— Your goal —
Reproduce every entry exactly, without alteration.

******

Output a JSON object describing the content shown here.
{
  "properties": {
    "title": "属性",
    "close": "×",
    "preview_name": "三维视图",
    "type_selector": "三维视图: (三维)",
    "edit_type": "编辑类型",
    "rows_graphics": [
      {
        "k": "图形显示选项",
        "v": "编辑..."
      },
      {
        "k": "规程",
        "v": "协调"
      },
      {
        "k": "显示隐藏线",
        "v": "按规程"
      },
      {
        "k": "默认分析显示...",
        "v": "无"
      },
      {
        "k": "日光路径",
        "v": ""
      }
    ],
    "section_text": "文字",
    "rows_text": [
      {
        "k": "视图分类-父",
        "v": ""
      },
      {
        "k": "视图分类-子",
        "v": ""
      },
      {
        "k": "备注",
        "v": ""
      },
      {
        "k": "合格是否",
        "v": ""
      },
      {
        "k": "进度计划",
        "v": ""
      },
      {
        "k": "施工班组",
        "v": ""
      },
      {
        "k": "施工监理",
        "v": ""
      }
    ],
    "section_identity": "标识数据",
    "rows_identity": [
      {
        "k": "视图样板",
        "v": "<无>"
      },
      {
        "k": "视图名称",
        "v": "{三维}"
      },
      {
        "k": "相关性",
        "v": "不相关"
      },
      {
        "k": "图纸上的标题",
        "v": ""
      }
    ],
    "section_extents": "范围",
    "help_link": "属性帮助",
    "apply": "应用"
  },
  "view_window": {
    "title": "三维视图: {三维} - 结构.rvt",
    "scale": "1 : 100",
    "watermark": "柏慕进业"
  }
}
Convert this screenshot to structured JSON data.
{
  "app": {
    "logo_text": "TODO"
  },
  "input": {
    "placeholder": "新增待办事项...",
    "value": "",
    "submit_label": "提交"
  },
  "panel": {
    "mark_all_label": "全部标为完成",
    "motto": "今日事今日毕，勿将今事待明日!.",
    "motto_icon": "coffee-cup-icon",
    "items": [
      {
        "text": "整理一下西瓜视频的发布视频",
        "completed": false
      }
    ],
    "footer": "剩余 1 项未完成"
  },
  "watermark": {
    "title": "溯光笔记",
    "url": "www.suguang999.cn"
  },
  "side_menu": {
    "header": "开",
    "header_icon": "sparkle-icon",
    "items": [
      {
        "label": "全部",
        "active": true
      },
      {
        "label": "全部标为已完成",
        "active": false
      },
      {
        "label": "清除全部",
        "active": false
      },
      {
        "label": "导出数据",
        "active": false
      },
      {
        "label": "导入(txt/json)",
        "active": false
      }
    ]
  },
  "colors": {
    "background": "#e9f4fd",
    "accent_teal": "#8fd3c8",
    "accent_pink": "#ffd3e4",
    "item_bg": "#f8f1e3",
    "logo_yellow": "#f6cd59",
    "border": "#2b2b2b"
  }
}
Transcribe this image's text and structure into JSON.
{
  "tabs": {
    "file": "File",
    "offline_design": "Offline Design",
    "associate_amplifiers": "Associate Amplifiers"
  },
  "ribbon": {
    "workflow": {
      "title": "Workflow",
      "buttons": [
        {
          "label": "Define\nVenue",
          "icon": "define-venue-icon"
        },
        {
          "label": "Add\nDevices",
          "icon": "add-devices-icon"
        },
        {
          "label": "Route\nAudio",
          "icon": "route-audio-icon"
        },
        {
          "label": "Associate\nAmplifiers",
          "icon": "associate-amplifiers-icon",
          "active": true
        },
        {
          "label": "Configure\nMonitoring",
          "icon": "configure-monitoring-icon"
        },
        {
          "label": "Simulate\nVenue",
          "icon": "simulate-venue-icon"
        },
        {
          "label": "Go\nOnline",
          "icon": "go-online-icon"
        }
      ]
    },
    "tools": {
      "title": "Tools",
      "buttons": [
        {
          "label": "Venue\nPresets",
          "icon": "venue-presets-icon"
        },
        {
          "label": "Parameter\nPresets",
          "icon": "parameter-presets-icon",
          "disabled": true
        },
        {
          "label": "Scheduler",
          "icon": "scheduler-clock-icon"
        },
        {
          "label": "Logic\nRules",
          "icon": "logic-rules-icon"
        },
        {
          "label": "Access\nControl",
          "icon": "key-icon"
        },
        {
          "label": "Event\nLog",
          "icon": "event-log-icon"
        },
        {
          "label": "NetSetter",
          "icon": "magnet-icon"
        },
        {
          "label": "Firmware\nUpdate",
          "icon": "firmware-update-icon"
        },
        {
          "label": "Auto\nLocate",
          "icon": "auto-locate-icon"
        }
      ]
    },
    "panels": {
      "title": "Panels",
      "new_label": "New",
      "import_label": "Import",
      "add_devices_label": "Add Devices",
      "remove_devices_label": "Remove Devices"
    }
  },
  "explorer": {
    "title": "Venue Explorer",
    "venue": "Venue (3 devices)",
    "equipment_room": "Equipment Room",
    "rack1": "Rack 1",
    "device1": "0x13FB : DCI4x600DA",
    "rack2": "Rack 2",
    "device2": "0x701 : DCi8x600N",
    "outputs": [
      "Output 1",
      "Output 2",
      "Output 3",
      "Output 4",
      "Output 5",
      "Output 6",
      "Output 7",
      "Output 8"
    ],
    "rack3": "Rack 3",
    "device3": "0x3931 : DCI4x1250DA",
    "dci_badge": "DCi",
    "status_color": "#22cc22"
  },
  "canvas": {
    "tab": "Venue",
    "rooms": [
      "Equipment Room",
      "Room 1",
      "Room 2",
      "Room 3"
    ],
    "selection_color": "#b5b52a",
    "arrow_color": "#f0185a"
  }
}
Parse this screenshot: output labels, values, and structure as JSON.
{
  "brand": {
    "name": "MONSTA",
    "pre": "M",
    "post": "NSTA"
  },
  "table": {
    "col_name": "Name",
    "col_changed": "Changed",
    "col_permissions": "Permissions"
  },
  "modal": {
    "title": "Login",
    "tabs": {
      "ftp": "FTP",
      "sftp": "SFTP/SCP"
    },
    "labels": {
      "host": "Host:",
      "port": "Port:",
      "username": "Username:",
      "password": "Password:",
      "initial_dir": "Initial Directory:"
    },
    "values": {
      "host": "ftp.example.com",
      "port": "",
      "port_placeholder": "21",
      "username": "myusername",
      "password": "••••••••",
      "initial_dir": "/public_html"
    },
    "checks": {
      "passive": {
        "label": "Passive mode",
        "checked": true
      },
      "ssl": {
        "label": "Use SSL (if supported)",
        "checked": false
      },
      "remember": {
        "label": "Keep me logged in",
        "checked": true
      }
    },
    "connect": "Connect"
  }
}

******

— Response to the exercise —
Output a JSON object describing the content shown here.
{
  "properties": {
    "title": "属性",
    "close": "×",
    "preview_name": "三维视图",
    "type_selector": "三维视图: (三维)",
    "edit_type": "编辑类型",
    "rows_graphics": [
      {
        "k": "图形显示选项",
        "v": "编辑..."
      },
      {
        "k": "规程",
        "v": "协调"
      },
      {
        "k": "显示隐藏线",
        "v": "按规程"
      },
      {
        "k": "默认分析显示...",
        "v": "无"
      },
      {
        "k": "日光路径",
        "v": ""
      }
    ],
    "section_text": "文字",
    "rows_text": [
      {
        "k": "视图分类-父",
        "v": ""
      },
      {
        "k": "视图分类-子",
        "v": ""
      },
      {
        "k": "备注",
        "v": ""
      },
      {
        "k": "合格是否",
        "v": ""
      },
      {
        "k": "进度计划",
        "v": ""
      },
      {
        "k": "施工班组",
        "v": ""
      },
      {
        "k": "施工监理",
        "v": ""
      }
    ],
    "section_identity": "标识数据",
    "rows_identity": [
      {
        "k": "视图样板",
        "v": "<无>"
      },
      {
        "k": "视图名称",
        "v": "{三维}"
      },
      {
        "k": "相关性",
        "v": "不相关"
      },
      {
        "k": "图纸上的标题",
        "v": ""
      }
    ],
    "section_extents": "范围",
    "help_link": "属性帮助",
    "apply": "应用"
  },
  "view_window": {
    "title": "三维视图: {三维} - 结构.rvt",
    "scale": "1 : 100",
    "watermark": "柏慕进业"
  }
}
Convert this screenshot to structured JSON data.
{
  "app": {
    "logo_text": "TODO"
  },
  "input": {
    "placeholder": "新增待办事项...",
    "value": "",
    "submit_label": "提交"
  },
  "panel": {
    "mark_all_label": "全部标为完成",
    "motto": "今日事今日毕，勿将今事待明日!.",
    "motto_icon": "coffee-cup-icon",
    "items": [
      {
        "text": "整理一下西瓜视频的发布视频",
        "completed": false
      }
    ],
    "footer": "剩余 1 项未完成"
  },
  "watermark": {
    "title": "溯光笔记",
    "url": "www.suguang999.cn"
  },
  "side_menu": {
    "header": "开",
    "header_icon": "sparkle-icon",
    "items": [
      {
        "label": "全部",
        "active": true
      },
      {
        "label": "全部标为已完成",
        "active": false
      },
      {
        "label": "清除全部",
        "active": false
      },
      {
        "label": "导出数据",
        "active": false
      },
      {
        "label": "导入(txt/json)",
        "active": false
      }
    ]
  },
  "colors": {
    "background": "#e9f4fd",
    "accent_teal": "#8fd3c8",
    "accent_pink": "#ffd3e4",
    "item_bg": "#f8f1e3",
    "logo_yellow": "#f6cd59",
    "border": "#2b2b2b"
  }
}
Transcribe this image's text and structure into JSON.
{
  "tabs": {
    "file": "File",
    "offline_design": "Offline Design",
    "associate_amplifiers": "Associate Amplifiers"
  },
  "ribbon": {
    "workflow": {
      "title": "Workflow",
      "buttons": [
        {
          "label": "Define\nVenue",
          "icon": "define-venue-icon"
        },
        {
          "label": "Add\nDevices",
          "icon": "add-devices-icon"
        },
        {
          "label": "Route\nAudio",
          "icon": "route-audio-icon"
        },
        {
          "label": "Associate\nAmplifiers",
          "icon": "associate-amplifiers-icon",
          "active": true
        },
        {
          "label": "Configure\nMonitoring",
          "icon": "configure-monitoring-icon"
        },
        {
          "label": "Simulate\nVenue",
          "icon": "simulate-venue-icon"
        },
        {
          "label": "Go\nOnline",
          "icon": "go-online-icon"
        }
      ]
    },
    "tools": {
      "title": "Tools",
      "buttons": [
        {
          "label": "Venue\nPresets",
          "icon": "venue-presets-icon"
        },
        {
          "label": "Parameter\nPresets",
          "icon": "parameter-presets-icon",
          "disabled": true
        },
        {
          "label": "Scheduler",
          "icon": "scheduler-clock-icon"
        },
        {
          "label": "Logic\nRules",
          "icon": "logic-rules-icon"
        },
        {
          "label": "Access\nControl",
          "icon": "key-icon"
        },
        {
          "label": "Event\nLog",
          "icon": "event-log-icon"
        },
        {
          "label": "NetSetter",
          "icon": "magnet-icon"
        },
        {
          "label": "Firmware\nUpdate",
          "icon": "firmware-update-icon"
        },
        {
          "label": "Auto\nLocate",
          "icon": "auto-locate-icon"
        }
      ]
    },
    "panels": {
      "title": "Panels",
      "new_label": "New",
      "import_label": "Import",
      "add_devices_label": "Add Devices",
      "remove_devices_label": "Remove Devices"
    }
  },
  "explorer": {
    "title": "Venue Explorer",
    "venue": "Venue (3 devices)",
    "equipment_room": "Equipment Room",
    "rack1": "Rack 1",
    "device1": "0x13FB : DCI4x600DA",
    "rack2": "Rack 2",
    "device2": "0x701 : DCi8x600N",
    "outputs": [
      "Output 1",
      "Output 2",
      "Output 3",
      "Output 4",
      "Output 5",
      "Output 6",
      "Output 7",
      "Output 8"
    ],
    "rack3": "Rack 3",
    "device3": "0x3931 : DCI4x1250DA",
    "dci_badge": "DCi",
    "status_color": "#22cc22"
  },
  "canvas": {
    "tab": "Venue",
    "rooms": [
      "Equipment Room",
      "Room 1",
      "Room 2",
      "Room 3"
    ],
    "selection_color": "#b5b52a",
    "arrow_color": "#f0185a"
  }
}
Parse this screenshot: output labels, values, and structure as JSON.
{
  "brand": {
    "name": "MONSTA",
    "pre": "M",
    "post": "NSTA"
  },
  "table": {
    "col_name": "Name",
    "col_changed": "Changed",
    "col_permissions": "Permissions"
  },
  "modal": {
    "title": "Login",
    "tabs": {
      "ftp": "FTP",
      "sftp": "SFTP/SCP"
    },
    "labels": {
      "host": "Host:",
      "port": "Port:",
      "username": "Username:",
      "password": "Password:",
      "initial_dir": "Initial Directory:"
    },
    "values": {
      "host": "ftp.example.com",
      "port": "",
      "port_placeholder": "21",
      "username": "myusername",
      "password": "••••••••",
      "initial_dir": "/public_html"
    },
    "checks": {
      "passive": {
        "label": "Passive mode",
        "checked": true
      },
      "ssl": {
        "label": "Use SSL (if supported)",
        "checked": false
      },
      "remember": {
        "label": "Keep me logged in",
        "checked": true
      }
    },
    "connect": "Connect"
  }
}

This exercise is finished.